-- start of EXCERPT TO READ --
This could well be based on traditional Tibet, which today at the end of
the materialistic age appears modern to many: “Three hundred years before,
this is the time, what I called modern Tibet, which is the Buddhocratic,
unmilitaristic, mass-monastic society …” (Thurman at the conference in
Bonn).
Such perspectives clearly much irritated
the conference organizers and immensely disturbed their ostensible attempt
to introduce a note of academic clarity. The megalomaniac claims of Tibetan
neo-Buddhism plainly and openly forced their way into the limelight during
Thurman’s speech. A spectacular row with the officials resulted and Thurman
left Bonn early.
Irrespective of one’s opinion of
Thurman, his speech in Bonn was just plain honest; it called a spade a
spade and remains an eminently important record since it introduced the
term “Buddhocracy” into the discussion as something desirable, indeed as
the sole safety anchor amid the fall of the Western world. Those who are
familiar with the background to Lamaism will recognize that Thurman has
translated into easily understood western terms the religious political
global pretensions of the Tibetan system codified in the Kalachakra Tantra. The American
“mouthpiece of the Dalai Lama” is the principal witness for the fact that a
worldwide “Buddhocracy” is aspired to not just in the tantric rituals but
also by the propagandists of Tibetan Buddhism. Thurman probably revised and
tamed down his final manuscript for Inner
Revolution in light of events in Bonn. There, the emotive terms Buddhocracy and Buddhocratic are no longer so central as they were in his
speech in Bonn. Nonetheless a careful reading of his book
reveals the Buddhocratic intentions are not hidden in any way. In order to
more clearly give prominence to these intentions, however, we will review
his book in connection with his speech in Bonn.
The stolen revolution
Anybody who summarizes the elements of
the political program running through Thurman’s book Inner Revolution from cover to cover will soon recognize that
they largely concern the demands of the “revolutionary” grass roots movement
of the 70s and 80s. Here there is talk of equality of the sexes, individual
freedom, personal emancipation, critical thought, nonconformity, grass
roots democracy, human rights, a social ethos, a minimum income guaranteed
by the state, equality of access to education, health and social services
for all, ecological awareness, tolerance, pacifism, and self-realization.
In an era in which all these ideas no longer have the same attraction as
they did 20 years ago, such nostalgic demands are like a balsam. The ideals
of the recent past appear to have not been in vain! The utopias of the
1960s will be realized after all, indeed, according to Thurman, this time
without any use of violence. The era of “cool revolution” has just begun
and we learn that all these individual and social political goals have
always been a part of Buddhist cultural tradition, especially Tibetan-style
Lamaism.
-- end of EXCERPT TO READ --
-- start of RECORDS FOR PROCESSING --
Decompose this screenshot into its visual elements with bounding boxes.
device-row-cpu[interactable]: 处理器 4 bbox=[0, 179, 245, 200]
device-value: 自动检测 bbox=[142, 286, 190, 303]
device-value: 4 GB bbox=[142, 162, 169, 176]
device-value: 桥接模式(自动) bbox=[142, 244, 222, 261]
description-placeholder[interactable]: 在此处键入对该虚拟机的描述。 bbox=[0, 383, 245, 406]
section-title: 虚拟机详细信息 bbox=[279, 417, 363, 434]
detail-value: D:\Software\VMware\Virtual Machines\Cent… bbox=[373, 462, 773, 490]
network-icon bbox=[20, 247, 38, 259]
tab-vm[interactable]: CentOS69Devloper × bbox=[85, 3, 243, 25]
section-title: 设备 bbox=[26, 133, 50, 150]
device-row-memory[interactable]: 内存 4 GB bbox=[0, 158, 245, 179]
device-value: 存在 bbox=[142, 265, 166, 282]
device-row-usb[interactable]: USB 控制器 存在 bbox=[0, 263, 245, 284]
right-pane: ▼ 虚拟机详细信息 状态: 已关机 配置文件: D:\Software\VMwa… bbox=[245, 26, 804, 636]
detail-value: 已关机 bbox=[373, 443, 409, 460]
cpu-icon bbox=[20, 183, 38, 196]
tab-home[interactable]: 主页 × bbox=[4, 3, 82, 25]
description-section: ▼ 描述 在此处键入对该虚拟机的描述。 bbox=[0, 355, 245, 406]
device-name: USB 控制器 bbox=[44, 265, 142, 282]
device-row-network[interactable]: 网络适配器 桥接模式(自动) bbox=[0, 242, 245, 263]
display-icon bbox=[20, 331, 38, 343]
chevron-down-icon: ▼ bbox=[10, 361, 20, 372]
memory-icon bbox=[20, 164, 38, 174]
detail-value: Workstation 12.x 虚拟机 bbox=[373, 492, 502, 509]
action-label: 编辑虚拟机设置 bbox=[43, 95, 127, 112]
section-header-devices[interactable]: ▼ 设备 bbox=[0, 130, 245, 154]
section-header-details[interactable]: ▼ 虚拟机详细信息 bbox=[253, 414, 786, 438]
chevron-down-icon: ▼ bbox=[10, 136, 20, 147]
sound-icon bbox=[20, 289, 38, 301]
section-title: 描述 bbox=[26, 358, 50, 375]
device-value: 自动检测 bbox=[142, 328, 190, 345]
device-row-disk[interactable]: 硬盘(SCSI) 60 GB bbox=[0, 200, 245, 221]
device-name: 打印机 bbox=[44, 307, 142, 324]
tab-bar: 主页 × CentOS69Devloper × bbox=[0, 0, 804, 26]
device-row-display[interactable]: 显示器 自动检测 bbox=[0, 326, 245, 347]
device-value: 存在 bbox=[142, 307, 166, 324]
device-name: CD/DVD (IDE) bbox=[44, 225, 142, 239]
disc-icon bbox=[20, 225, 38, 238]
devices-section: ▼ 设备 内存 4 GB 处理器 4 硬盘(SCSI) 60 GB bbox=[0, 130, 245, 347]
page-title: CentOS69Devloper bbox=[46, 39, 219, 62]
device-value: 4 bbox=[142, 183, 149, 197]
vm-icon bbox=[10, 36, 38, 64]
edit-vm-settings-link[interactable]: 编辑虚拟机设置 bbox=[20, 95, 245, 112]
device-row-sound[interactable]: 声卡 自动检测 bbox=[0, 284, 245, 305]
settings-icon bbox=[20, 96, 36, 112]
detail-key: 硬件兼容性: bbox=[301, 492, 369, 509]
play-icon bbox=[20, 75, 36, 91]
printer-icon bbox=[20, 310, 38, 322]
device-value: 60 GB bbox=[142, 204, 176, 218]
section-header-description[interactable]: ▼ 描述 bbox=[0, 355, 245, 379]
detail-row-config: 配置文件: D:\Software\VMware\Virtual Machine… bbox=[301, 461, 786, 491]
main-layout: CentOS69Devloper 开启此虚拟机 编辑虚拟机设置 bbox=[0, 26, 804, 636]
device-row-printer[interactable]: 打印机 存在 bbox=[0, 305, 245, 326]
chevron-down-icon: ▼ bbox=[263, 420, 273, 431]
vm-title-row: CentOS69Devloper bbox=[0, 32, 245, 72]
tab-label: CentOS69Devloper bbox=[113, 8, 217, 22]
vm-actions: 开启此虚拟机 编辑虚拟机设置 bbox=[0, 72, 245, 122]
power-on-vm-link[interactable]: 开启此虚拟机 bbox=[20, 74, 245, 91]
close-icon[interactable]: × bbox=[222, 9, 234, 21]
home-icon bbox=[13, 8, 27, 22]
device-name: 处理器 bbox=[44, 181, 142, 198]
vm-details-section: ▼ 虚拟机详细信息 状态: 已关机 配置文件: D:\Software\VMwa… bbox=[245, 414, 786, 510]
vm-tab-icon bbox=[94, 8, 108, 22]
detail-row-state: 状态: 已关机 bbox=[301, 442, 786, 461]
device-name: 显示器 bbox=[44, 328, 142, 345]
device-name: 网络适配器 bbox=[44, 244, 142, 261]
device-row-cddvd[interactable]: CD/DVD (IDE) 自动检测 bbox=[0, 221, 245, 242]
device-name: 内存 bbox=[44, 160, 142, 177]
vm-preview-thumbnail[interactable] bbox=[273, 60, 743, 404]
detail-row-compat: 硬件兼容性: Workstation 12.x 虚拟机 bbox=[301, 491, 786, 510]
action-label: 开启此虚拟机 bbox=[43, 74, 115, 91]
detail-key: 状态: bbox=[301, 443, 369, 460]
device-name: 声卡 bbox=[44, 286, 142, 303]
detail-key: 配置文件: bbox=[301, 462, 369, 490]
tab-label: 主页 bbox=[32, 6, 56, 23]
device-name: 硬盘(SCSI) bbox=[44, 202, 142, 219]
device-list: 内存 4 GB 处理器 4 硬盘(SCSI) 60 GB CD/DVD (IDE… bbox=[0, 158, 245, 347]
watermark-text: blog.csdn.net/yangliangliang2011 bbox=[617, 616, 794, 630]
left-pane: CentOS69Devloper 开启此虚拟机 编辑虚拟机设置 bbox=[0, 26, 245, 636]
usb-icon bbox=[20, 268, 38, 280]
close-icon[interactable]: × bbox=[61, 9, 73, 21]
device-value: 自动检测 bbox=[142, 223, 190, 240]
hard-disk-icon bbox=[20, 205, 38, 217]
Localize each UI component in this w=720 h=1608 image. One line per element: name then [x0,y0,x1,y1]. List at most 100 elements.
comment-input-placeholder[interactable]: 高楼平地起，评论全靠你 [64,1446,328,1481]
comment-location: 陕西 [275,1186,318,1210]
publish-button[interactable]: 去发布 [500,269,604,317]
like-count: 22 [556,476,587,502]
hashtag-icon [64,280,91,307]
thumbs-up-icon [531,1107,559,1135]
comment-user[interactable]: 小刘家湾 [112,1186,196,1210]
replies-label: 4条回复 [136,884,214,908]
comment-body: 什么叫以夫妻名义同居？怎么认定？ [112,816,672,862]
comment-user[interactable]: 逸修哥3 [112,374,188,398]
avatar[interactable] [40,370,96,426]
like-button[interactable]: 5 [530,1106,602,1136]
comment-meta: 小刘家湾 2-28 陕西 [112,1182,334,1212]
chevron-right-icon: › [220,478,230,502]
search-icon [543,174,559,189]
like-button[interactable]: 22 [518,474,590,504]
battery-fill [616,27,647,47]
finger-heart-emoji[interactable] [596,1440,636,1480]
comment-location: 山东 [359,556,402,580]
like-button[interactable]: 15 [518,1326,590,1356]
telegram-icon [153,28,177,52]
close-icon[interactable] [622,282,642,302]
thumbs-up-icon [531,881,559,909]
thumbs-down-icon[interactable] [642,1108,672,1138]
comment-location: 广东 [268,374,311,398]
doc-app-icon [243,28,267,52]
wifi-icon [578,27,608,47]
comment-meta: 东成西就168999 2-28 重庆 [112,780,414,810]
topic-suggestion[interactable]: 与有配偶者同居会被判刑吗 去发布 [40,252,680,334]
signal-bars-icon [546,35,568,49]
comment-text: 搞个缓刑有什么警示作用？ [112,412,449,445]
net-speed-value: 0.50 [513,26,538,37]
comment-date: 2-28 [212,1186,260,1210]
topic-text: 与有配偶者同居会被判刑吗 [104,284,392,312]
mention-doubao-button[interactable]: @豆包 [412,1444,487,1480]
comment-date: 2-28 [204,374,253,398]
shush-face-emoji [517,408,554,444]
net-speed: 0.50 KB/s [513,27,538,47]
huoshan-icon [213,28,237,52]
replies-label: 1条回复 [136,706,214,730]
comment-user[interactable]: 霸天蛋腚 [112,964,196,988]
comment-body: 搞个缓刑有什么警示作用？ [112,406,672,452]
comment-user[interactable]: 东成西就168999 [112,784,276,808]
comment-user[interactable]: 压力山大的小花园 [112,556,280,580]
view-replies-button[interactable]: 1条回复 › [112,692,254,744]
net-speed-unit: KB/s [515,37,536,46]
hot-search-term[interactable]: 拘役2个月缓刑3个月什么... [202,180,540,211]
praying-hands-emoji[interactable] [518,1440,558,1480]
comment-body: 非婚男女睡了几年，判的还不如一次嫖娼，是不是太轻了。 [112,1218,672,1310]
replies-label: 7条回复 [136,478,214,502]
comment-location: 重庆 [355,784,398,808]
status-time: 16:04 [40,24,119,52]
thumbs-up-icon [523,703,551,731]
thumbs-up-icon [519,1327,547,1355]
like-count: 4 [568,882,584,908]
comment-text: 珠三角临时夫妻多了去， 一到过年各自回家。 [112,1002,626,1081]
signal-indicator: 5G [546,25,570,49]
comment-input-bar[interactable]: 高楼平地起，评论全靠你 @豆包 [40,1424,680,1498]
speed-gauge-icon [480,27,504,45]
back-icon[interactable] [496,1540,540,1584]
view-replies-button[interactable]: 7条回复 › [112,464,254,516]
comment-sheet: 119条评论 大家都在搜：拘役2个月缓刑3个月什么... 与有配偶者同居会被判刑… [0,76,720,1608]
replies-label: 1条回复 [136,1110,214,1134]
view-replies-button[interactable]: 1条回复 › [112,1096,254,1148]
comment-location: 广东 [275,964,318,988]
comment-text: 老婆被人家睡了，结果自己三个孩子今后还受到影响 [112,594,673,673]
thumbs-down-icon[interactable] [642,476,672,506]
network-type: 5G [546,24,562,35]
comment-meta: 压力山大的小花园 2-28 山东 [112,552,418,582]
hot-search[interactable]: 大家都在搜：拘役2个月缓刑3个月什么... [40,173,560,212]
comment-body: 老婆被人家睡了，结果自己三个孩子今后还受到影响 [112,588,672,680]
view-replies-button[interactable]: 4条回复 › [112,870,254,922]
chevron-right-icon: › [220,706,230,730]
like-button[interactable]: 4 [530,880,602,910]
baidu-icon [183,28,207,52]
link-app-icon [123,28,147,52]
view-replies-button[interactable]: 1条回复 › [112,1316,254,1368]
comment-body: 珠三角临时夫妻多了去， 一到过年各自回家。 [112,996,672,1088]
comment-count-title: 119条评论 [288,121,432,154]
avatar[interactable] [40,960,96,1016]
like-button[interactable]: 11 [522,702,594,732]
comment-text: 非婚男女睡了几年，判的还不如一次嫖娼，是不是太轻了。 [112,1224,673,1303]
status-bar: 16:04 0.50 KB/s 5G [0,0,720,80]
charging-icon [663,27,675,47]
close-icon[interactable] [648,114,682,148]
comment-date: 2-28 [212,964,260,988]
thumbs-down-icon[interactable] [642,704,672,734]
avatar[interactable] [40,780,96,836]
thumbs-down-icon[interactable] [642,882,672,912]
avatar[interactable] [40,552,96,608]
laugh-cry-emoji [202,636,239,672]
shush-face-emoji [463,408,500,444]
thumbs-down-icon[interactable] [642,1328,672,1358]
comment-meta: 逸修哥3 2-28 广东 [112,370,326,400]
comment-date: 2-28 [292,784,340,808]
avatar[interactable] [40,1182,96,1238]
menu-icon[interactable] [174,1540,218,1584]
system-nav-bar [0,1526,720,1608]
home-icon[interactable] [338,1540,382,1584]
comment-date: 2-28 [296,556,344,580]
-- end of RECORDS FOR PROCESSING --
EXERCISE INSTRUCTIONS:
**A)** Put everything in the records from the first line down to the line containing "device-name: 打印机 bbox=[44, 307, 142, 324]" into a numbered list, both of those lines included and blank lines omitted.
**B)** Write a continuation of the text on Thurman and Tibetan Buddhism, beginning right after its last sentence.
The text and the records are unrelated to each other.

ANSWERS IN ORDER:
**A)**
1. Decompose this screenshot into its visual elements with bounding boxes.
2. device-row-cpu[interactable]: 处理器 4 bbox=[0, 179, 245, 200]
3. device-value: 自动检测 bbox=[142, 286, 190, 303]
4. device-value: 4 GB bbox=[142, 162, 169, 176]
5. device-value: 桥接模式(自动) bbox=[142, 244, 222, 261]
6. description-placeholder[interactable]: 在此处键入对该虚拟机的描述。 bbox=[0, 383, 245, 406]
7. section-title: 虚拟机详细信息 bbox=[279, 417, 363, 434]
8. detail-value: D:\Software\VMware\Virtual Machines\Cent… bbox=[373, 462, 773, 490]
9. network-icon bbox=[20, 247, 38, 259]
10. tab-vm[interactable]: CentOS69Devloper × bbox=[85, 3, 243, 25]
11. section-title: 设备 bbox=[26, 133, 50, 150]
12. device-row-memory[interactable]: 内存 4 GB bbox=[0, 158, 245, 179]
13. device-value: 存在 bbox=[142, 265, 166, 282]
14. device-row-usb[interactable]: USB 控制器 存在 bbox=[0, 263, 245, 284]
15. right-pane: ▼ 虚拟机详细信息 状态: 已关机 配置文件: D:\Software\VMwa… bbox=[245, 26, 804, 636]
16. detail-value: 已关机 bbox=[373, 443, 409, 460]
17. cpu-icon bbox=[20, 183, 38, 196]
18. tab-home[interactable]: 主页 × bbox=[4, 3, 82, 25]
19. description-section: ▼ 描述 在此处键入对该虚拟机的描述。 bbox=[0, 355, 245, 406]
20. device-name: USB 控制器 bbox=[44, 265, 142, 282]
21. device-row-network[interactable]: 网络适配器 桥接模式(自动) bbox=[0, 242, 245, 263]
22. display-icon bbox=[20, 331, 38, 343]
23. chevron-down-icon: ▼ bbox=[10, 361, 20, 372]
24. memory-icon bbox=[20, 164, 38, 174]
25. detail-value: Workstation 12.x 虚拟机 bbox=[373, 492, 502, 509]
26. action-label: 编辑虚拟机设置 bbox=[43, 95, 127, 112]
27. section-header-devices[interactable]: ▼ 设备 bbox=[0, 130, 245, 154]
28. section-header-details[interactable]: ▼ 虚拟机详细信息 bbox=[253, 414, 786, 438]
29. chevron-down-icon: ▼ bbox=[10, 136, 20, 147]
30. sound-icon bbox=[20, 289, 38, 301]
31. section-title: 描述 bbox=[26, 358, 50, 375]
32. device-value: 自动检测 bbox=[142, 328, 190, 345]
33. device-row-disk[interactable]: 硬盘(SCSI) 60 GB bbox=[0, 200, 245, 221]
34. device-name: 打印机 bbox=[44, 307, 142, 324]

**B)**
With this move, Thurman incorporates
the entire set of ideas of a protest generation which sought to change the
world along human-political lines and harnesses it to a Tibetan/Buddhist
world view. In this he is a brilliant student of his smiling master, the
Fourteenth Dalai Lama. Tens of thousands of people in Europe and America (including Petra Kelly and the
authors) became victims of this skillful manipulation and believed that
Lamaism could provide the example of a human-politically committed
religion. Thousands stood up for Tibet, small and oppressed, because they
revered in this country a treasure trove of spiritual and ethical values
which would be destroyed by Chinese totalitarianism. Tibetan Buddhism as
the final refuge of the social revolutionary ideals of the 70s, as the
inheritance of the politically involved youth movement? This is — as we
shall show — how Lamaism presents itself in Thurman’s book, and the
Fourteenth Dalai Lama gives this interpretation his approval. “Thurman
explained to me how some Western thinkers have assumed that Buddhism has no
intention to change society ... Thurman’s book provides a timely correction
to any lingering notions about Buddhism as an uncaring religion.”
(Thurman1998, p. xiii)
But anyone who peeps behind the
curtains must unfortunately ascertain that with his catalog of political
demands Thurman holds a mirror up to the ideals of the “revolutionary”
generation of the West, and that he fails to inform them about the reality
of the Lamaist system in which used to and still does function along
completely contrary social political lines.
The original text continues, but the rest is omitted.